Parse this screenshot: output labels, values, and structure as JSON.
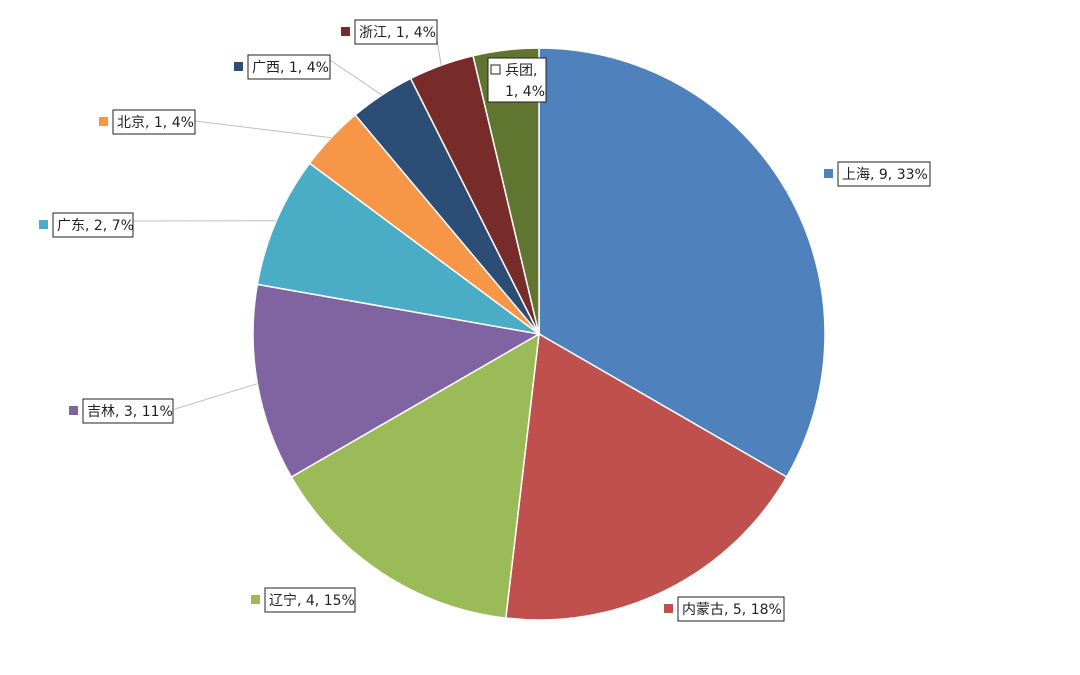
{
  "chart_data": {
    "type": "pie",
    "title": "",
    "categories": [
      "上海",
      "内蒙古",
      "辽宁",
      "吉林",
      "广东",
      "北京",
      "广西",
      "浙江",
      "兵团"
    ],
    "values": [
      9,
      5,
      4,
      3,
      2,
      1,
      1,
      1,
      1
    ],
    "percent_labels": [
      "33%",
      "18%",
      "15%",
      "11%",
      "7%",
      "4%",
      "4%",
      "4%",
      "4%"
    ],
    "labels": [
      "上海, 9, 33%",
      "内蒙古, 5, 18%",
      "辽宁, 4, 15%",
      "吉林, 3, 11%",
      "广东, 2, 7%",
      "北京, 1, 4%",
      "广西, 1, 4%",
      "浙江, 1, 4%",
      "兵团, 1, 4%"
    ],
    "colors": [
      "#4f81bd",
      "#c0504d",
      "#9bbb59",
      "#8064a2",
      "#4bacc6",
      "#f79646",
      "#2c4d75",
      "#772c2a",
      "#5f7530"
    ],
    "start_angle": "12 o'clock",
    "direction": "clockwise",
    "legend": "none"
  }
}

▶ **Problem requirements**
Where a line of the data holds "values", show that line.

▶ **Answer to this task**
Parse this screenshot: output labels, values, and structure as JSON.
    "values": [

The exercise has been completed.